• _WHAT THE TASK REQUIRES_
Please quote the material exactly, every line of it.

• _THE RECORDS_
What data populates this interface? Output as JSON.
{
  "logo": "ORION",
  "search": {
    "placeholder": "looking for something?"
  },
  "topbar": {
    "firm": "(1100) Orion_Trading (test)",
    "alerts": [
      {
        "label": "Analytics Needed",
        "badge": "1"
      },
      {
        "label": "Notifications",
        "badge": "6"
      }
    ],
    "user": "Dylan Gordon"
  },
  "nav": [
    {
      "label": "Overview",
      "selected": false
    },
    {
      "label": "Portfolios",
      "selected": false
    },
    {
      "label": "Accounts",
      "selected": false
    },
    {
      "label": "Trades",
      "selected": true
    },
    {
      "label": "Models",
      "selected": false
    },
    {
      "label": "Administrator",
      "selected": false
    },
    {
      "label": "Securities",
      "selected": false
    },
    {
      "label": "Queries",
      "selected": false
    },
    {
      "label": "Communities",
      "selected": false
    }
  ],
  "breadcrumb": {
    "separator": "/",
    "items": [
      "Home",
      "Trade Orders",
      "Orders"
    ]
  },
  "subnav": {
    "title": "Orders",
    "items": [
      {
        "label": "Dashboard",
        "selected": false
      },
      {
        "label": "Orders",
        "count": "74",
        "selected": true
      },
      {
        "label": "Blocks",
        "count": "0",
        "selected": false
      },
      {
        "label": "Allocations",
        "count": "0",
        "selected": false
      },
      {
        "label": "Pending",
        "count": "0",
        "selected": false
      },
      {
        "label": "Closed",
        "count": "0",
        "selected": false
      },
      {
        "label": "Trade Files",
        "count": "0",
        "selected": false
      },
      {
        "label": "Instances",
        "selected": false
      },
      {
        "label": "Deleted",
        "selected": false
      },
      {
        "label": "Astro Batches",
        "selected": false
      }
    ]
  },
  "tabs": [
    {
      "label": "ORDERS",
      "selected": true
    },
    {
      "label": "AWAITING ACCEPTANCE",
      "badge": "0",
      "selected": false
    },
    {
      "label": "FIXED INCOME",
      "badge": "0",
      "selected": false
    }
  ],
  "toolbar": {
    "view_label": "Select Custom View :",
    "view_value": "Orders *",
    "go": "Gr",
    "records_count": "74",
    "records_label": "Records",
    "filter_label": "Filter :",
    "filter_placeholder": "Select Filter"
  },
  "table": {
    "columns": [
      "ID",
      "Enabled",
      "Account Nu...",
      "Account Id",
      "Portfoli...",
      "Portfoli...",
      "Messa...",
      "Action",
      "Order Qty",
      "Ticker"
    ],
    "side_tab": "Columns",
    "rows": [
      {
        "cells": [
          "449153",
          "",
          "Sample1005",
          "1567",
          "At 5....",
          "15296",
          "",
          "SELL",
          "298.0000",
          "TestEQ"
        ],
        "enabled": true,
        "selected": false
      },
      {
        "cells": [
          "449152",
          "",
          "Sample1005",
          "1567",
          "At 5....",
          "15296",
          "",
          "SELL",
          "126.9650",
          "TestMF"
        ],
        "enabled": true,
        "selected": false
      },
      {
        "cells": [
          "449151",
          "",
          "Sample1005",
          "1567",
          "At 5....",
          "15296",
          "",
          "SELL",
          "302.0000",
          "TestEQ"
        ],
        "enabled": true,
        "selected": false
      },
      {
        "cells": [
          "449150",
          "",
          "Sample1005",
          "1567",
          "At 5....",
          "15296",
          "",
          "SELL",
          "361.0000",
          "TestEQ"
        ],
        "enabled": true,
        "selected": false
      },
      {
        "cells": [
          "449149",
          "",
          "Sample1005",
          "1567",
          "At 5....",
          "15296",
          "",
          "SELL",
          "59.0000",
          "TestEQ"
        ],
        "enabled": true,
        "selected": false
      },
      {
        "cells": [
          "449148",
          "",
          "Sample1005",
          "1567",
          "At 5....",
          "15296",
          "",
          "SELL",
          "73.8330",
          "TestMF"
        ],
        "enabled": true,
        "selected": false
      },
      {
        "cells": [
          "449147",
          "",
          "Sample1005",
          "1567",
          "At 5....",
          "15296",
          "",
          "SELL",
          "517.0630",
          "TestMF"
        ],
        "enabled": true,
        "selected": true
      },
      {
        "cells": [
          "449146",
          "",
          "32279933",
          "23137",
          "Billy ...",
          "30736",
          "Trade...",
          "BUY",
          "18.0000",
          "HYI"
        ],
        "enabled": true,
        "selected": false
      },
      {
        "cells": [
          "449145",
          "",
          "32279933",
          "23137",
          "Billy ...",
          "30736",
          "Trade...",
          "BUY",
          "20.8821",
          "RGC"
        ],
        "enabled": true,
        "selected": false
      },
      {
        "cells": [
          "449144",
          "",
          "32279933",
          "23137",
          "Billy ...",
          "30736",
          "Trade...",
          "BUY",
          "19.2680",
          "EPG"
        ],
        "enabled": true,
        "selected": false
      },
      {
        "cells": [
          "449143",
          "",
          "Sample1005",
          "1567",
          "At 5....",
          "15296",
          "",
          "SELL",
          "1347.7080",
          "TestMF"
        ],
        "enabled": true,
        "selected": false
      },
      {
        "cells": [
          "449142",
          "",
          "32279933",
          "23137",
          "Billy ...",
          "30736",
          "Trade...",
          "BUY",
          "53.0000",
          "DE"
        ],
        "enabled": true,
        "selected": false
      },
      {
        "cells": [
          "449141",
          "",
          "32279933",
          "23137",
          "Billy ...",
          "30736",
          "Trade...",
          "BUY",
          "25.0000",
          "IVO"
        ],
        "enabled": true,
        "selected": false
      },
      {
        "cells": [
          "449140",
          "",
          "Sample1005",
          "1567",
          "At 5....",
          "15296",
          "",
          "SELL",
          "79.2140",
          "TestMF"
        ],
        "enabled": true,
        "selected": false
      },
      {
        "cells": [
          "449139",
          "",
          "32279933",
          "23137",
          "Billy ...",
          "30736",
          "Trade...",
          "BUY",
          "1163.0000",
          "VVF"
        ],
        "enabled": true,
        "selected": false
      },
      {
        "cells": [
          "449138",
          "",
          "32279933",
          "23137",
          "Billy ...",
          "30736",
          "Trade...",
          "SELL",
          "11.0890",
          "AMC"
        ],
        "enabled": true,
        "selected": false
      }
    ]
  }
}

• _RESULT FOR THIS EXERCISE_
What data populates this interface? Output as JSON.
{
  "logo": "ORION",
  "search": {
    "placeholder": "looking for something?"
  },
  "topbar": {
    "firm": "(1100) Orion_Trading (test)",
    "alerts": [
      {
        "label": "Analytics Needed",
        "badge": "1"
      },
      {
        "label": "Notifications",
        "badge": "6"
      }
    ],
    "user": "Dylan Gordon"
  },
  "nav": [
    {
      "label": "Overview",
      "selected": false
    },
    {
      "label": "Portfolios",
      "selected": false
    },
    {
      "label": "Accounts",
      "selected": false
    },
    {
      "label": "Trades",
      "selected": true
    },
    {
      "label": "Models",
      "selected": false
    },
    {
      "label": "Administrator",
      "selected": false
    },
    {
      "label": "Securities",
      "selected": false
    },
    {
      "label": "Queries",
      "selected": false
    },
    {
      "label": "Communities",
      "selected": false
    }
  ],
  "breadcrumb": {
    "separator": "/",
    "items": [
      "Home",
      "Trade Orders",
      "Orders"
    ]
  },
  "subnav": {
    "title": "Orders",
    "items": [
      {
        "label": "Dashboard",
        "selected": false
      },
      {
        "label": "Orders",
        "count": "74",
        "selected": true
      },
      {
        "label": "Blocks",
        "count": "0",
        "selected": false
      },
      {
        "label": "Allocations",
        "count": "0",
        "selected": false
      },
      {
        "label": "Pending",
        "count": "0",
        "selected": false
      },
      {
        "label": "Closed",
        "count": "0",
        "selected": false
      },
      {
        "label": "Trade Files",
        "count": "0",
        "selected": false
      },
      {
        "label": "Instances",
        "selected": false
      },
      {
        "label": "Deleted",
        "selected": false
      },
      {
        "label": "Astro Batches",
        "selected": false
      }
    ]
  },
  "tabs": [
    {
      "label": "ORDERS",
      "selected": true
    },
    {
      "label": "AWAITING ACCEPTANCE",
      "badge": "0",
      "selected": false
    },
    {
      "label": "FIXED INCOME",
      "badge": "0",
      "selected": false
    }
  ],
  "toolbar": {
    "view_label": "Select Custom View :",
    "view_value": "Orders *",
    "go": "Gr",
    "records_count": "74",
    "records_label": "Records",
    "filter_label": "Filter :",
    "filter_placeholder": "Select Filter"
  },
  "table": {
    "columns": [
      "ID",
      "Enabled",
      "Account Nu...",
      "Account Id",
      "Portfoli...",
      "Portfoli...",
      "Messa...",
      "Action",
      "Order Qty",
      "Ticker"
    ],
    "side_tab": "Columns",
    "rows": [
      {
        "cells": [
          "449153",
          "",
          "Sample1005",
          "1567",
          "At 5....",
          "15296",
          "",
          "SELL",
          "298.0000",
          "TestEQ"
        ],
        "enabled": true,
        "selected": false
      },
      {
        "cells": [
          "449152",
          "",
          "Sample1005",
          "1567",
          "At 5....",
          "15296",
          "",
          "SELL",
          "126.9650",
          "TestMF"
        ],
        "enabled": true,
        "selected": false
      },
      {
        "cells": [
          "449151",
          "",
          "Sample1005",
          "1567",
          "At 5....",
          "15296",
          "",
          "SELL",
          "302.0000",
          "TestEQ"
        ],
        "enabled": true,
        "selected": false
      },
      {
        "cells": [
          "449150",
          "",
          "Sample1005",
          "1567",
          "At 5....",
          "15296",
          "",
          "SELL",
          "361.0000",
          "TestEQ"
        ],
        "enabled": true,
        "selected": false
      },
      {
        "cells": [
          "449149",
          "",
          "Sample1005",
          "1567",
          "At 5....",
          "15296",
          "",
          "SELL",
          "59.0000",
          "TestEQ"
        ],
        "enabled": true,
        "selected": false
      },
      {
        "cells": [
          "449148",
          "",
          "Sample1005",
          "1567",
          "At 5....",
          "15296",
          "",
          "SELL",
          "73.8330",
          "TestMF"
        ],
        "enabled": true,
        "selected": false
      },
      {
        "cells": [
          "449147",
          "",
          "Sample1005",
          "1567",
          "At 5....",
          "15296",
          "",
          "SELL",
          "517.0630",
          "TestMF"
        ],
        "enabled": true,
        "selected": true
      },
      {
        "cells": [
          "449146",
          "",
          "32279933",
          "23137",
          "Billy ...",
          "30736",
          "Trade...",
          "BUY",
          "18.0000",
          "HYI"
        ],
        "enabled": true,
        "selected": false
      },
      {
        "cells": [
          "449145",
          "",
          "32279933",
          "23137",
          "Billy ...",
          "30736",
          "Trade...",
          "BUY",
          "20.8821",
          "RGC"
        ],
        "enabled": true,
        "selected": false
      },
      {
        "cells": [
          "449144",
          "",
          "32279933",
          "23137",
          "Billy ...",
          "30736",
          "Trade...",
          "BUY",
          "19.2680",
          "EPG"
        ],
        "enabled": true,
        "selected": false
      },
      {
        "cells": [
          "449143",
          "",
          "Sample1005",
          "1567",
          "At 5....",
          "15296",
          "",
          "SELL",
          "1347.7080",
          "TestMF"
        ],
        "enabled": true,
        "selected": false
      },
      {
        "cells": [
          "449142",
          "",
          "32279933",
          "23137",
          "Billy ...",
          "30736",
          "Trade...",
          "BUY",
          "53.0000",
          "DE"
        ],
        "enabled": true,
        "selected": false
      },
      {
        "cells": [
          "449141",
          "",
          "32279933",
          "23137",
          "Billy ...",
          "30736",
          "Trade...",
          "BUY",
          "25.0000",
          "IVO"
        ],
        "enabled": true,
        "selected": false
      },
      {
        "cells": [
          "449140",
          "",
          "Sample1005",
          "1567",
          "At 5....",
          "15296",
          "",
          "SELL",
          "79.2140",
          "TestMF"
        ],
        "enabled": true,
        "selected": false
      },
      {
        "cells": [
          "449139",
          "",
          "32279933",
          "23137",
          "Billy ...",
          "30736",
          "Trade...",
          "BUY",
          "1163.0000",
          "VVF"
        ],
        "enabled": true,
        "selected": false
      },
      {
        "cells": [
          "449138",
          "",
          "32279933",
          "23137",
          "Billy ...",
          "30736",
          "Trade...",
          "SELL",
          "11.0890",
          "AMC"
        ],
        "enabled": true,
        "selected": false
      }
    ]
  }
}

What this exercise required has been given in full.